** Start of DATA PROVIDED **

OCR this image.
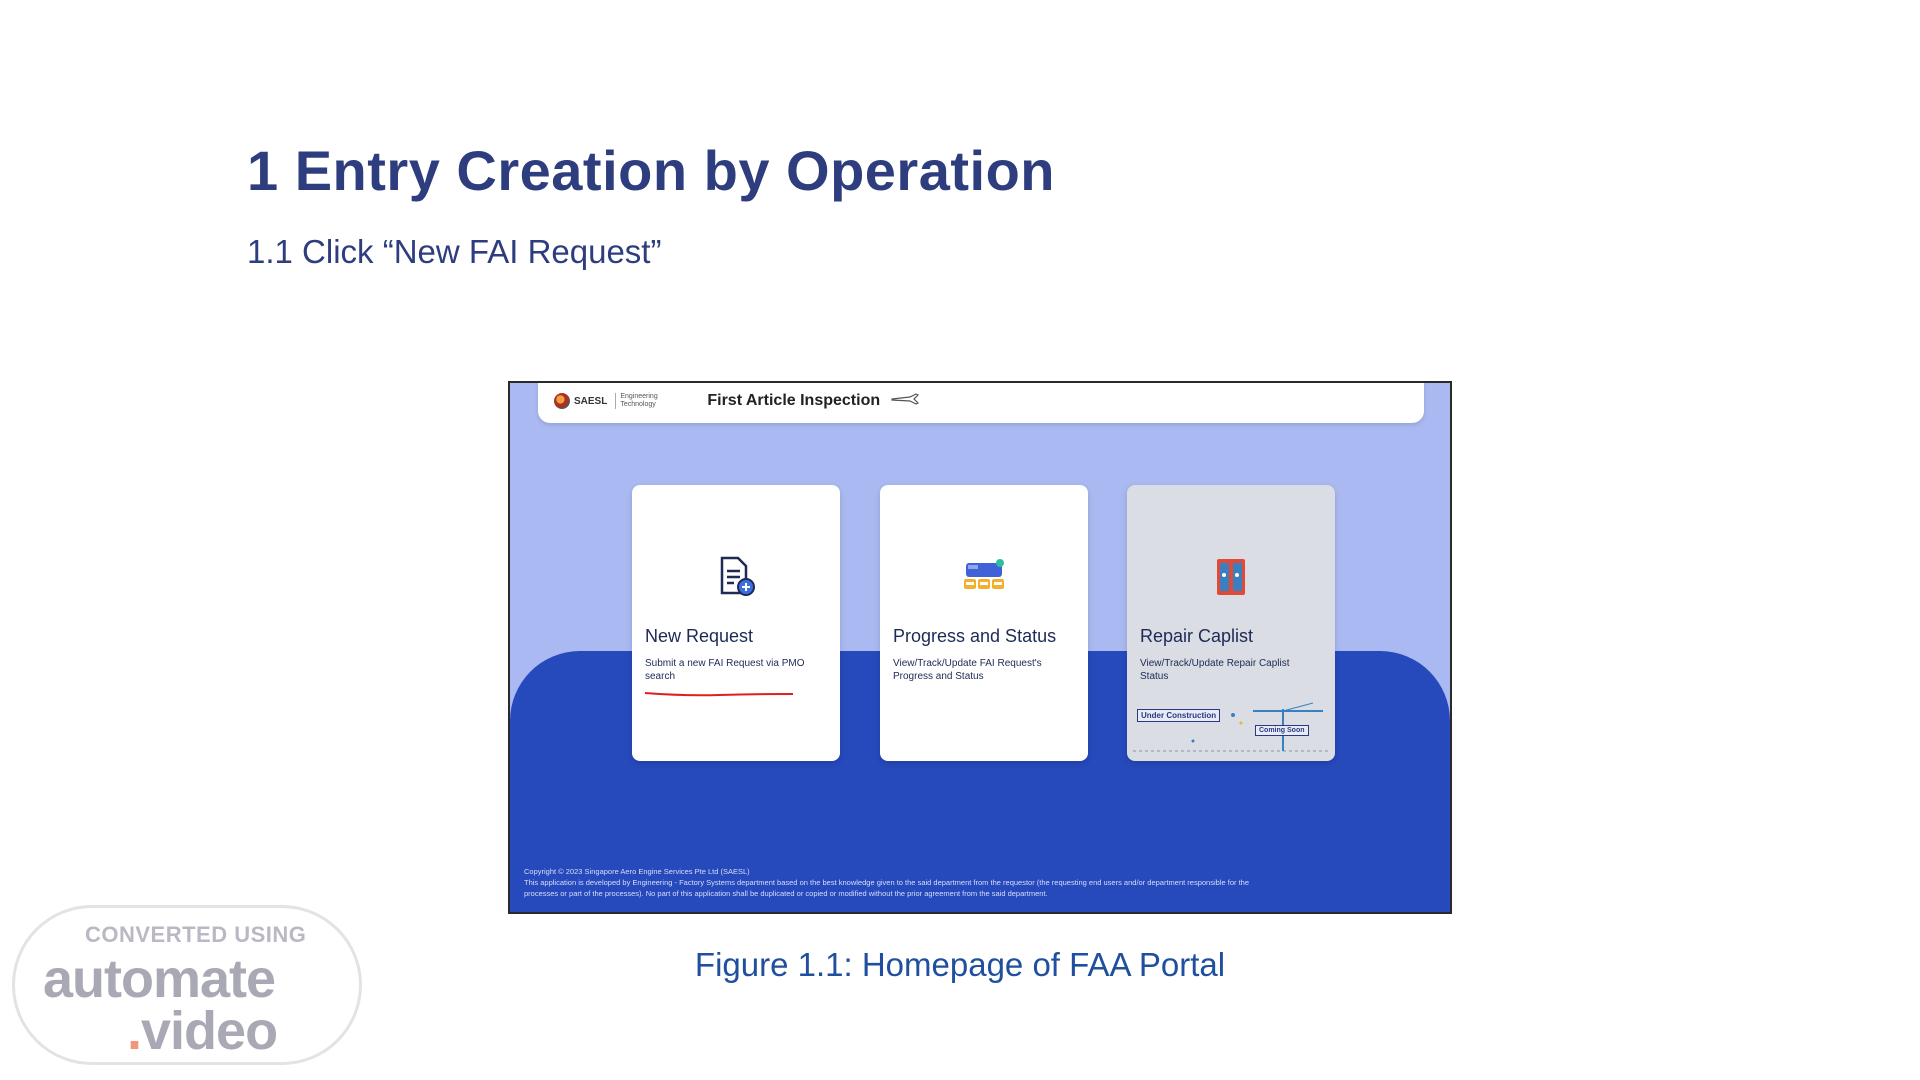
1 Entry Creation by Operation
1.1 Click “New FAI Request”
SAESL	Engineering Technology	First Article Inspection
New Request
Submit a new FAI Request via PMO search
Progress and Status
View/Track/Update FAI Request's Progress and Status
Repair Caplist
View/Track/Update Repair Caplist Status
Under Construction
Coming Soon
Copyright © 2023 Singapore Aero Engine Services Pte Ltd (SAESL)
This application is developed by Engineering - Factory Systems department based on the best knowledge given to the said department from the requestor (the requesting end users and/or department responsible for the
processes or part of the processes). No part of this application shall be duplicated or copied or modified without the prior agreement from the said department.
Figure 1.1: Homepage of FAA Portal
CONVERTED USING
automate
.video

** End of DATA PROVIDED **

◆ **YOUR OBJECTIVE**
From the data above, copy each line that has the string "Caplist".

◆ **ANSWER**
Repair Caplist
View/Track/Update Repair Caplist Status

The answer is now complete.